▶ _Study questions_
a. Retype the part of the hospital alarms essay between "Cvach M. Monitor" and "Inform Nurs. 2012;30(4):210-7.", inclusive.
b. Answer these questions from the hospital alarms essay:
(i) What kind of machine sounded the first alarm, announcing that it had finished its infusion?
(ii) What term describes situations in which the ubiquity of alarms detracts from their usefulness?
(iii) What would the proposed automatic alert about falling oxygen saturations signal, and through what system?

Study text section start

As I sat typing my note, I heard an alarm go off.  I glanced around, looking for its source.  It was an IV machine, somewhere in a patient room, announcing to all that could hear that it had finished its infusion.  There was no nurse in sight.  We are discouraged from turning off the IVs without their permission, so the alarm continued, and continued, and continued.  Shortly thereafter an ECG alarm went off, signaling an abnormal rhythm. I glanced in the room and saw a respiratory therapist had been adjusting the patient’s electrical leads.  Behind me, somewhere down the hall, a third alarm went off signaling God knows what. 

If you are not used to being in the hospital, it can be a noisy place.  Alarms ring out in the halls.  Carts are wheeled around to bring food, supplies, and often life-sustaining medication.  The chatting between coworkers ensures that at all hours there is a constant din. And this, of all places, is where we send people to rest.  Hospitals are not designed with the patient in mind.  But they could be.

Let’s reimagine some of the above scenarios in a patient centered manner.  First, there must be a decision about what requires an alarm.  The term alarm fatigue, which has recently gained popularity in describing this conundrum, describes situations in which the ubiquity of alarms detracts from their usefulness.  Anyone who grew up with small siblings understands you can eventually grow accustomed to the most annoying of noises.  Indeed, patient deaths have been ascribed to healthcare works ignoring alarms (Kowalczyk, 2011).

Second, there needs to be a discussion about how alarms (or alerts) should be delivered.  For example, does an alarm need to signify the completion of an infusion?  What if a text page went to a nurse’s mobile device (many hospitals now use nursing communication systems that can send and receive text pages and calls)?  The alert could then be placed in the queue from which it can only be removed by addressing it manually at the actual infusion pump.  This allows non-emergent alarms to cease being alarms.  By making them less invasive alerts, actual audible alarms become more meaningful.  

At the other end of this spectrum, are there alarms that should be set off without need for human intervention?  Typically, a hospital staff member has to send out certain codes, which increases the amount of time to dispatch the appropriate response.  Some responses are delayed dramatically by the above mentioned alarm fatigue.  What if an alert about falling oxygen saturations combined with heart and respiratory rate changes automatically signaled a code blue across the hospital’s PA system?  This takes out the guesswork and increases the sensitivity of the code system.  It would likely create more false positives, however I find that more comforting than false negatives from ignored alarms.  

These ideas are not the resolution; they are an attempt at a conversation.  I am astounded that solutions to these well-documented problems have not permeated the healthcare field.  The cessation of needless noises in the hospitals – the beeps and boops of non-urgent alarms – would go a long way in making it a more peaceful place where patients can get rest, which can improve healing (Gumustekin, Seven, Karabulut, et al., 2004).  Wasn’t that the whole point of a hospital to begin with, a place of rest and healing? Hold that thought – somewhere I hear an alarm going off, and I intend to stop it.    

Citations/Further Reading

Chopra V, Mcmahon LF. Redesigning hospital alarms for patient safety: alarmed and potentially dangerous. JAMA. 2014;311(12):1199-200.

Cvach M. Monitor alarm fatigue: an integrative review. Biomed Instrum Technol. 2012;46(4):268-77.

Gumustekin K, Seven B, Karabulut N, et al.  Effects of Sleep Deprivation, Nicotine, and Selenium on Wound Healing in Rats. International Journal of Neuroscience.  2004, Vol. 114, No. 11 , Pages 1433-1442 (doi:10.1080/00207450490509168)

Kowalczyk, L. (2011, September 21). ‘Alarm fatigue’ a factor in 2nd death. The Boston Globe. Retrieved from

Krachman SL, Criner JG, D’Alonzo GE. Sleep in the Intensive Care Unit. Chest. 1995;107(6):1713-1720. doi:10.1378/chest.107.6.1713

Varpio L, Kuziemsky C, Macdonald C, King WJ. The helpful or hindering effects of in-hospital patient monitor alarms on nurses: a qualitative analysis. Comput Inform Nurs. 2012;30(4):210-7.

Study text section end
Provided records section start

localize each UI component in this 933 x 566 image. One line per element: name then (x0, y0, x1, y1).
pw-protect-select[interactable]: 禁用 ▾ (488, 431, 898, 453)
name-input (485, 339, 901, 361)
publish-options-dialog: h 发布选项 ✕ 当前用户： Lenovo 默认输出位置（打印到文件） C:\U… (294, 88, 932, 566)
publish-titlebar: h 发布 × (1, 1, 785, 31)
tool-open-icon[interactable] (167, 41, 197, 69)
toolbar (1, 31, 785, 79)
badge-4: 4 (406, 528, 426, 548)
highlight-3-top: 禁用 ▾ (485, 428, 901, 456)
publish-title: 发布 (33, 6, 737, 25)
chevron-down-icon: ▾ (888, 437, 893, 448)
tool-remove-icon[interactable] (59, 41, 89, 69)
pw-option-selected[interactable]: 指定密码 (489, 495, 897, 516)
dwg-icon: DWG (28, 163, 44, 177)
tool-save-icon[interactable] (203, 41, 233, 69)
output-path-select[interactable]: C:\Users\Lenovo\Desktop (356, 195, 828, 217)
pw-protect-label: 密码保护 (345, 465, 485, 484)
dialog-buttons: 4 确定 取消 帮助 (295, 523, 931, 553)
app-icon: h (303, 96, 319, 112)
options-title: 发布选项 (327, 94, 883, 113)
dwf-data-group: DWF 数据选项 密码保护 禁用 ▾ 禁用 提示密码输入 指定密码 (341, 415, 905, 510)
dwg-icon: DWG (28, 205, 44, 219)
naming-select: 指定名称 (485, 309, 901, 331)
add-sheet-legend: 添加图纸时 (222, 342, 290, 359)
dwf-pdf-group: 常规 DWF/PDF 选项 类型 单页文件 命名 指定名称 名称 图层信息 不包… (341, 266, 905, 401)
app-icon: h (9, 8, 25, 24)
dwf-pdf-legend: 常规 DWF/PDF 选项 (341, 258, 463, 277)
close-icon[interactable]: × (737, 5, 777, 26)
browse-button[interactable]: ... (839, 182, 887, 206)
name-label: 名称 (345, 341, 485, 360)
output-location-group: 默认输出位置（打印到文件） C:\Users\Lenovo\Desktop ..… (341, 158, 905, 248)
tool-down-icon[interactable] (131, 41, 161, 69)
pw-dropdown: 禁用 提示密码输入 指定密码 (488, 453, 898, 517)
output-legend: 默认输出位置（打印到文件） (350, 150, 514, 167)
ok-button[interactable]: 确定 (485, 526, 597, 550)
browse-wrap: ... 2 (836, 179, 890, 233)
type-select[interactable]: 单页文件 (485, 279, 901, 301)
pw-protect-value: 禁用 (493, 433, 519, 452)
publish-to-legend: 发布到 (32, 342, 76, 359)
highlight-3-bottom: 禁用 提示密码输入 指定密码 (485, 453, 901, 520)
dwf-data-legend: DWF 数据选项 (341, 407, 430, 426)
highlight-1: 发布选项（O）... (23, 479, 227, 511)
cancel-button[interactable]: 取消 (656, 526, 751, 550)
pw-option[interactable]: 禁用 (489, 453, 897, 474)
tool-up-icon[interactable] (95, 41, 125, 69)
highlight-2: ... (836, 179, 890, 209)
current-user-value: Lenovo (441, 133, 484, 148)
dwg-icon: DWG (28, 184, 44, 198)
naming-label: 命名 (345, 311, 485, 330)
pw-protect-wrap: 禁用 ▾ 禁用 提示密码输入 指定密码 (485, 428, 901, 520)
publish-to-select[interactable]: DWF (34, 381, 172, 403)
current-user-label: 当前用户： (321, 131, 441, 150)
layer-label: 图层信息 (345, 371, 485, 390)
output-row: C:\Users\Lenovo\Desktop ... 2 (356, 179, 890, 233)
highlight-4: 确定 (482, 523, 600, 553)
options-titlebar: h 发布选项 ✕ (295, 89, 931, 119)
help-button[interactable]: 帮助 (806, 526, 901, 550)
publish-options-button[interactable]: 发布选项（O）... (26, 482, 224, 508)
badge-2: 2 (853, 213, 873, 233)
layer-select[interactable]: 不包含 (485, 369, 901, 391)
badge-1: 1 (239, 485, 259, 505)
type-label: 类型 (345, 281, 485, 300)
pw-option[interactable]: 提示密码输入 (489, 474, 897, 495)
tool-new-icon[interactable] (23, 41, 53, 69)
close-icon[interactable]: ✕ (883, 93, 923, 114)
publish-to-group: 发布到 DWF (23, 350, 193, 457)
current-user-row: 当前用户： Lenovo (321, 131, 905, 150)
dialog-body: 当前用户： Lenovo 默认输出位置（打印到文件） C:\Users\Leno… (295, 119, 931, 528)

Provided records section end

▶ _Results of the exercise_
a.
Cvach M. Monitor alarm fatigue: an integrative review. Biomed Instrum Technol. 2012;46(4):268-77.

Gumustekin K, Seven B, Karabulut N, et al.  Effects of Sleep Deprivation, Nicotine, and Selenium on Wound Healing in Rats. International Journal of Neuroscience.  2004, Vol. 114, No. 11 , Pages 1433-1442 (doi:10.1080/00207450490509168)

Kowalczyk, L. (2011, September 21). ‘Alarm fatigue’ a factor in 2nd death. The Boston Globe. Retrieved from

Krachman SL, Criner JG, D’Alonzo GE. Sleep in the Intensive Care Unit. Chest. 1995;107(6):1713-1720. doi:10.1378/chest.107.6.1713

Varpio L, Kuziemsky C, Macdonald C, King WJ. The helpful or hindering effects of in-hospital patient monitor alarms on nurses: a qualitative analysis. Comput Inform Nurs. 2012;30(4):210-7.

b.
(i) An IV machine.
(ii) Alarm fatigue.
(iii) A code blue, through the hospital's PA system.